Work required
Where a line contains the word "country", copy that line.

————————

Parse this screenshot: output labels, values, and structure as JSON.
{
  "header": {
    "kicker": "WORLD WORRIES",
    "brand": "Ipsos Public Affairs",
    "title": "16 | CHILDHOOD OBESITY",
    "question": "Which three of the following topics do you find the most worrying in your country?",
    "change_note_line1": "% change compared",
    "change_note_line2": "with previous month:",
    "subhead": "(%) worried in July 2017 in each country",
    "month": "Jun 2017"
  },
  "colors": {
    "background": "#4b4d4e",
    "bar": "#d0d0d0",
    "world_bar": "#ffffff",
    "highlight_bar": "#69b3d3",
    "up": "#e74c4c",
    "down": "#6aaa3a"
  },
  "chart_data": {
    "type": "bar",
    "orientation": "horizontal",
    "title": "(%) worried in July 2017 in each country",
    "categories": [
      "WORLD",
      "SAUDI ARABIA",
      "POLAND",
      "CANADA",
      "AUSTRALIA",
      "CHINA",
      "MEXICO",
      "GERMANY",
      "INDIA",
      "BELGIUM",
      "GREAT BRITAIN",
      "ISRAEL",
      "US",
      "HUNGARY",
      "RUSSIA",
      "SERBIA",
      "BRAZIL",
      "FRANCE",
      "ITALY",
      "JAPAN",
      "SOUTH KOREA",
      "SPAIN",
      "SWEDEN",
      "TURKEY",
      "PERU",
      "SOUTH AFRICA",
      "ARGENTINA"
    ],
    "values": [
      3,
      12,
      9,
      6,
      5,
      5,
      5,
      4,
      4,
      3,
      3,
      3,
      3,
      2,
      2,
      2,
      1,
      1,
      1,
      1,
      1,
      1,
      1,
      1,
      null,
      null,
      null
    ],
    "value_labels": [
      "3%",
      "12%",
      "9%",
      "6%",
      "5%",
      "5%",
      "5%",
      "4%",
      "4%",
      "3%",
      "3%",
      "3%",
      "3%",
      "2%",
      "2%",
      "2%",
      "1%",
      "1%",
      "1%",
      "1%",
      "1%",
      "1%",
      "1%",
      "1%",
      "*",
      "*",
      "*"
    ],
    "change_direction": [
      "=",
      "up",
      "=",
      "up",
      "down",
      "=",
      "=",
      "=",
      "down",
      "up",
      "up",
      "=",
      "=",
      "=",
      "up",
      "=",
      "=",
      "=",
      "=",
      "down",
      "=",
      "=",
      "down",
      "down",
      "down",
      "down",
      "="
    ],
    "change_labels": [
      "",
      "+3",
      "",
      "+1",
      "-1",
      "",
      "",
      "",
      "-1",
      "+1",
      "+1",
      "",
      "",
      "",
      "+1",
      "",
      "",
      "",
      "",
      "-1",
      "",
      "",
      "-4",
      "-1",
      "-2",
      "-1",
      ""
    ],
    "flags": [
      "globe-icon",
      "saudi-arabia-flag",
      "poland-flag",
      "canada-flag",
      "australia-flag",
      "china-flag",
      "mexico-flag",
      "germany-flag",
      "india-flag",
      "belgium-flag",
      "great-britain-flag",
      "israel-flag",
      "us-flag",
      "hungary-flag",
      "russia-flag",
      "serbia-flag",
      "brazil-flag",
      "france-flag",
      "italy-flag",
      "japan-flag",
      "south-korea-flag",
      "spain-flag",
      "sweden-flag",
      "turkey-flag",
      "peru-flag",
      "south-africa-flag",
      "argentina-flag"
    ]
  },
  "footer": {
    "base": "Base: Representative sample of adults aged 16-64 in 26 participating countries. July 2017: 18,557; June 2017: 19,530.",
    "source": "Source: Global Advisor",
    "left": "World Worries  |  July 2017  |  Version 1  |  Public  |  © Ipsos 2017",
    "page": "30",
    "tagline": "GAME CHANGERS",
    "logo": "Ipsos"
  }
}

————————

Solved problem
    "question": "Which three of the following topics do you find the most worrying in your country?",
    "subhead": "(%) worried in July 2017 in each country",
    "title": "(%) worried in July 2017 in each country",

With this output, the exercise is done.